§ SUPPLIED ENTRIES:
┄┄┄┄┄┄

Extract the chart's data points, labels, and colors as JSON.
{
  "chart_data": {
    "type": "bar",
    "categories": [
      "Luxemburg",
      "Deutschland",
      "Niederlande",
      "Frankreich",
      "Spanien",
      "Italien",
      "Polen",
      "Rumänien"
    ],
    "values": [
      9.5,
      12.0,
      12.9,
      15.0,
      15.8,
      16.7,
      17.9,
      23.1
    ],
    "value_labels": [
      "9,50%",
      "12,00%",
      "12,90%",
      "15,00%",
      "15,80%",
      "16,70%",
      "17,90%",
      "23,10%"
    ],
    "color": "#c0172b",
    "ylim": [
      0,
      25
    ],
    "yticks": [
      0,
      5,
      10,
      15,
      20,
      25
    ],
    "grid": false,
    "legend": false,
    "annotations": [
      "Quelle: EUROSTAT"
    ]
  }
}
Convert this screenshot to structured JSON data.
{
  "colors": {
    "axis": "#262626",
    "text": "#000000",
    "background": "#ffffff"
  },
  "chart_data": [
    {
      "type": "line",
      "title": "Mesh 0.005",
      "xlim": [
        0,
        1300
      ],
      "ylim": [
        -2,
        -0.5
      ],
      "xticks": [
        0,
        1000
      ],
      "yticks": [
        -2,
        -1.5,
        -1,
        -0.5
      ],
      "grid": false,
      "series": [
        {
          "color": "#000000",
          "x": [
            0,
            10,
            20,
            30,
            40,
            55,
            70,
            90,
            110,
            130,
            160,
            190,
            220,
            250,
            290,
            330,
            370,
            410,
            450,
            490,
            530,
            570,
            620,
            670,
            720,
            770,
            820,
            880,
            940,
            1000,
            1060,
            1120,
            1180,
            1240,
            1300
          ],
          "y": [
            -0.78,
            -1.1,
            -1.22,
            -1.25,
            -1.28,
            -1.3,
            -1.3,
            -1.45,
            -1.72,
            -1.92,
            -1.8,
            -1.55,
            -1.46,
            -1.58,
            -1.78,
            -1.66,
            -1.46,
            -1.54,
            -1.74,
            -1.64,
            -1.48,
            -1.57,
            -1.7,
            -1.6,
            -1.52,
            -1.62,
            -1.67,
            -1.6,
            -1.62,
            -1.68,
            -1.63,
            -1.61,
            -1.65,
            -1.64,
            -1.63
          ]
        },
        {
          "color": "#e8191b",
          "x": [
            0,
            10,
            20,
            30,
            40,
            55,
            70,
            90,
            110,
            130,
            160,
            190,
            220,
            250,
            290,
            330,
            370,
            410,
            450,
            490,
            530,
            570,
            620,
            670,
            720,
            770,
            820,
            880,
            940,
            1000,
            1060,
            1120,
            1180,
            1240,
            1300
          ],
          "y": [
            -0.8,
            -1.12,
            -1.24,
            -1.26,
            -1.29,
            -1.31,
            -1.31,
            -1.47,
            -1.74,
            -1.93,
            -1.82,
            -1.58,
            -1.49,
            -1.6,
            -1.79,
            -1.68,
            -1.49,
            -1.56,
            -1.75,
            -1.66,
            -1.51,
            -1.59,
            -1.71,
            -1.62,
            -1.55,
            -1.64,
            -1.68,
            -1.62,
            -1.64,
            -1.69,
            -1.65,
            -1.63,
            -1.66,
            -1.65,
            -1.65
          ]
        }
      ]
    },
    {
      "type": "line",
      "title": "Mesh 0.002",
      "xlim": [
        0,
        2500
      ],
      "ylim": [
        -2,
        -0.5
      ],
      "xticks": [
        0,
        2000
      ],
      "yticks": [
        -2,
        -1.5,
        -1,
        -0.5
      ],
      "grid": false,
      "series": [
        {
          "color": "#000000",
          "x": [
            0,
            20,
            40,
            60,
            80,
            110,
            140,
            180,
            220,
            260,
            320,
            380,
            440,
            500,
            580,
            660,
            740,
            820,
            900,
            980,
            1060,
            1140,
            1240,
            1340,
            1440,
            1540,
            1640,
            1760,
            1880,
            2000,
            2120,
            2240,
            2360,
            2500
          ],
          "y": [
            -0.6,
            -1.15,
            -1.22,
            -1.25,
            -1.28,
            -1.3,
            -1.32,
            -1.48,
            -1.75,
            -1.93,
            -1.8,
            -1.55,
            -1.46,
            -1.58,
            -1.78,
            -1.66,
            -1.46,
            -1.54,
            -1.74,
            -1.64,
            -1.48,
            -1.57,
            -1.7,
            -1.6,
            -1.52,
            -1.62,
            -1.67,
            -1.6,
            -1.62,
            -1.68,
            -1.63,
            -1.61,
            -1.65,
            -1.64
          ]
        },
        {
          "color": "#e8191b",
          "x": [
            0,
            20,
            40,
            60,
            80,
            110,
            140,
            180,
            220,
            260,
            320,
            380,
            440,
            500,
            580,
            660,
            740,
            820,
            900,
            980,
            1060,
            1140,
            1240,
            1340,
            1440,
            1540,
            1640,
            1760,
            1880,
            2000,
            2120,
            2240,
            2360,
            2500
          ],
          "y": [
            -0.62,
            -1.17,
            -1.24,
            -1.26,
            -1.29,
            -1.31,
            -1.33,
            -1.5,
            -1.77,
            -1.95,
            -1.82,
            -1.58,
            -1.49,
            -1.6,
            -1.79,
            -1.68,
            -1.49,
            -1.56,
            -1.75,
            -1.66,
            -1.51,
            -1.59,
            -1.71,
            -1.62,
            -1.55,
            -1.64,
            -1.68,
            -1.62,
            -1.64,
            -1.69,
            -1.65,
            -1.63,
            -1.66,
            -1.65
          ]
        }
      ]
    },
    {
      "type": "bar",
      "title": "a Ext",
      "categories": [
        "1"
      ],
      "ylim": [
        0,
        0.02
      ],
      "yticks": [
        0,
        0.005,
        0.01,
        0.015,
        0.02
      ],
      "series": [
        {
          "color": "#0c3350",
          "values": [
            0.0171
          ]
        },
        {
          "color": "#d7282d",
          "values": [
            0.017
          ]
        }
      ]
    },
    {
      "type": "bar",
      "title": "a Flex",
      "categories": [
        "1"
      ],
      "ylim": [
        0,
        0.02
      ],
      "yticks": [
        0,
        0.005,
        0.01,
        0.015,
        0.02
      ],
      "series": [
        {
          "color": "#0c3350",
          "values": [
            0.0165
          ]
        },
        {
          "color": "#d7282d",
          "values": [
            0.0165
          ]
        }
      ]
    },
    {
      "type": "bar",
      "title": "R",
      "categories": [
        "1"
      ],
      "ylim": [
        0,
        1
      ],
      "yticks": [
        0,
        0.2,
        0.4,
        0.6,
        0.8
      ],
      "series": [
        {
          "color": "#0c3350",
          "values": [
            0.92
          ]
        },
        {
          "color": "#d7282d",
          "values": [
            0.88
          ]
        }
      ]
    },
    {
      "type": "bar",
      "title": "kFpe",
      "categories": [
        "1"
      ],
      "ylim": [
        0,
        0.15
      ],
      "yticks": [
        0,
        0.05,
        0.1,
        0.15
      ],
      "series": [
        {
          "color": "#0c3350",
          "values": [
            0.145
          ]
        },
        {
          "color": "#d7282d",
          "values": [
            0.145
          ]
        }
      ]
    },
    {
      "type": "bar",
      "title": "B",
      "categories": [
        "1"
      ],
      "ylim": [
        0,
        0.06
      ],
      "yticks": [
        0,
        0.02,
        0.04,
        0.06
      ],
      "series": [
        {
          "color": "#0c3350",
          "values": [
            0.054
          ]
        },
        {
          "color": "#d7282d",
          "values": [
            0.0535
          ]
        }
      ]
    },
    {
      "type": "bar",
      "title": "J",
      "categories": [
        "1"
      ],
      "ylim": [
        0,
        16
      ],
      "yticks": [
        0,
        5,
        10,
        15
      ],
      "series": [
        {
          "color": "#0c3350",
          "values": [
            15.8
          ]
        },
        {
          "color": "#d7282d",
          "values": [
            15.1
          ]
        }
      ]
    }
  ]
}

┄┄┄┄┄┄

§ PROBLEM TO SOLVE:
Please copy out each record, character for character.

§ EXERCISE SOLUTION:
Extract the chart's data points, labels, and colors as JSON.
{
  "chart_data": {
    "type": "bar",
    "categories": [
      "Luxemburg",
      "Deutschland",
      "Niederlande",
      "Frankreich",
      "Spanien",
      "Italien",
      "Polen",
      "Rumänien"
    ],
    "values": [
      9.5,
      12.0,
      12.9,
      15.0,
      15.8,
      16.7,
      17.9,
      23.1
    ],
    "value_labels": [
      "9,50%",
      "12,00%",
      "12,90%",
      "15,00%",
      "15,80%",
      "16,70%",
      "17,90%",
      "23,10%"
    ],
    "color": "#c0172b",
    "ylim": [
      0,
      25
    ],
    "yticks": [
      0,
      5,
      10,
      15,
      20,
      25
    ],
    "grid": false,
    "legend": false,
    "annotations": [
      "Quelle: EUROSTAT"
    ]
  }
}
Convert this screenshot to structured JSON data.
{
  "colors": {
    "axis": "#262626",
    "text": "#000000",
    "background": "#ffffff"
  },
  "chart_data": [
    {
      "type": "line",
      "title": "Mesh 0.005",
      "xlim": [
        0,
        1300
      ],
      "ylim": [
        -2,
        -0.5
      ],
      "xticks": [
        0,
        1000
      ],
      "yticks": [
        -2,
        -1.5,
        -1,
        -0.5
      ],
      "grid": false,
      "series": [
        {
          "color": "#000000",
          "x": [
            0,
            10,
            20,
            30,
            40,
            55,
            70,
            90,
            110,
            130,
            160,
            190,
            220,
            250,
            290,
            330,
            370,
            410,
            450,
            490,
            530,
            570,
            620,
            670,
            720,
            770,
            820,
            880,
            940,
            1000,
            1060,
            1120,
            1180,
            1240,
            1300
          ],
          "y": [
            -0.78,
            -1.1,
            -1.22,
            -1.25,
            -1.28,
            -1.3,
            -1.3,
            -1.45,
            -1.72,
            -1.92,
            -1.8,
            -1.55,
            -1.46,
            -1.58,
            -1.78,
            -1.66,
            -1.46,
            -1.54,
            -1.74,
            -1.64,
            -1.48,
            -1.57,
            -1.7,
            -1.6,
            -1.52,
            -1.62,
            -1.67,
            -1.6,
            -1.62,
            -1.68,
            -1.63,
            -1.61,
            -1.65,
            -1.64,
            -1.63
          ]
        },
        {
          "color": "#e8191b",
          "x": [
            0,
            10,
            20,
            30,
            40,
            55,
            70,
            90,
            110,
            130,
            160,
            190,
            220,
            250,
            290,
            330,
            370,
            410,
            450,
            490,
            530,
            570,
            620,
            670,
            720,
            770,
            820,
            880,
            940,
            1000,
            1060,
            1120,
            1180,
            1240,
            1300
          ],
          "y": [
            -0.8,
            -1.12,
            -1.24,
            -1.26,
            -1.29,
            -1.31,
            -1.31,
            -1.47,
            -1.74,
            -1.93,
            -1.82,
            -1.58,
            -1.49,
            -1.6,
            -1.79,
            -1.68,
            -1.49,
            -1.56,
            -1.75,
            -1.66,
            -1.51,
            -1.59,
            -1.71,
            -1.62,
            -1.55,
            -1.64,
            -1.68,
            -1.62,
            -1.64,
            -1.69,
            -1.65,
            -1.63,
            -1.66,
            -1.65,
            -1.65
          ]
        }
      ]
    },
    {
      "type": "line",
      "title": "Mesh 0.002",
      "xlim": [
        0,
        2500
      ],
      "ylim": [
        -2,
        -0.5
      ],
      "xticks": [
        0,
        2000
      ],
      "yticks": [
        -2,
        -1.5,
        -1,
        -0.5
      ],
      "grid": false,
      "series": [
        {
          "color": "#000000",
          "x": [
            0,
            20,
            40,
            60,
            80,
            110,
            140,
            180,
            220,
            260,
            320,
            380,
            440,
            500,
            580,
            660,
            740,
            820,
            900,
            980,
            1060,
            1140,
            1240,
            1340,
            1440,
            1540,
            1640,
            1760,
            1880,
            2000,
            2120,
            2240,
            2360,
            2500
          ],
          "y": [
            -0.6,
            -1.15,
            -1.22,
            -1.25,
            -1.28,
            -1.3,
            -1.32,
            -1.48,
            -1.75,
            -1.93,
            -1.8,
            -1.55,
            -1.46,
            -1.58,
            -1.78,
            -1.66,
            -1.46,
            -1.54,
            -1.74,
            -1.64,
            -1.48,
            -1.57,
            -1.7,
            -1.6,
            -1.52,
            -1.62,
            -1.67,
            -1.6,
            -1.62,
            -1.68,
            -1.63,
            -1.61,
            -1.65,
            -1.64
          ]
        },
        {
          "color": "#e8191b",
          "x": [
            0,
            20,
            40,
            60,
            80,
            110,
            140,
            180,
            220,
            260,
            320,
            380,
            440,
            500,
            580,
            660,
            740,
            820,
            900,
            980,
            1060,
            1140,
            1240,
            1340,
            1440,
            1540,
            1640,
            1760,
            1880,
            2000,
            2120,
            2240,
            2360,
            2500
          ],
          "y": [
            -0.62,
            -1.17,
            -1.24,
            -1.26,
            -1.29,
            -1.31,
            -1.33,
            -1.5,
            -1.77,
            -1.95,
            -1.82,
            -1.58,
            -1.49,
            -1.6,
            -1.79,
            -1.68,
            -1.49,
            -1.56,
            -1.75,
            -1.66,
            -1.51,
            -1.59,
            -1.71,
            -1.62,
            -1.55,
            -1.64,
            -1.68,
            -1.62,
            -1.64,
            -1.69,
            -1.65,
            -1.63,
            -1.66,
            -1.65
          ]
        }
      ]
    },
    {
      "type": "bar",
      "title": "a Ext",
      "categories": [
        "1"
      ],
      "ylim": [
        0,
        0.02
      ],
      "yticks": [
        0,
        0.005,
        0.01,
        0.015,
        0.02
      ],
      "series": [
        {
          "color": "#0c3350",
          "values": [
            0.0171
          ]
        },
        {
          "color": "#d7282d",
          "values": [
            0.017
          ]
        }
      ]
    },
    {
      "type": "bar",
      "title": "a Flex",
      "categories": [
        "1"
      ],
      "ylim": [
        0,
        0.02
      ],
      "yticks": [
        0,
        0.005,
        0.01,
        0.015,
        0.02
      ],
      "series": [
        {
          "color": "#0c3350",
          "values": [
            0.0165
          ]
        },
        {
          "color": "#d7282d",
          "values": [
            0.0165
          ]
        }
      ]
    },
    {
      "type": "bar",
      "title": "R",
      "categories": [
        "1"
      ],
      "ylim": [
        0,
        1
      ],
      "yticks": [
        0,
        0.2,
        0.4,
        0.6,
        0.8
      ],
      "series": [
        {
          "color": "#0c3350",
          "values": [
            0.92
          ]
        },
        {
          "color": "#d7282d",
          "values": [
            0.88
          ]
        }
      ]
    },
    {
      "type": "bar",
      "title": "kFpe",
      "categories": [
        "1"
      ],
      "ylim": [
        0,
        0.15
      ],
      "yticks": [
        0,
        0.05,
        0.1,
        0.15
      ],
      "series": [
        {
          "color": "#0c3350",
          "values": [
            0.145
          ]
        },
        {
          "color": "#d7282d",
          "values": [
            0.145
          ]
        }
      ]
    },
    {
      "type": "bar",
      "title": "B",
      "categories": [
        "1"
      ],
      "ylim": [
        0,
        0.06
      ],
      "yticks": [
        0,
        0.02,
        0.04,
        0.06
      ],
      "series": [
        {
          "color": "#0c3350",
          "values": [
            0.054
          ]
        },
        {
          "color": "#d7282d",
          "values": [
            0.0535
          ]
        }
      ]
    },
    {
      "type": "bar",
      "title": "J",
      "categories": [
        "1"
      ],
      "ylim": [
        0,
        16
      ],
      "yticks": [
        0,
        5,
        10,
        15
      ],
      "series": [
        {
          "color": "#0c3350",
          "values": [
            15.8
          ]
        },
        {
          "color": "#d7282d",
          "values": [
            15.1
          ]
        }
      ]
    }
  ]
}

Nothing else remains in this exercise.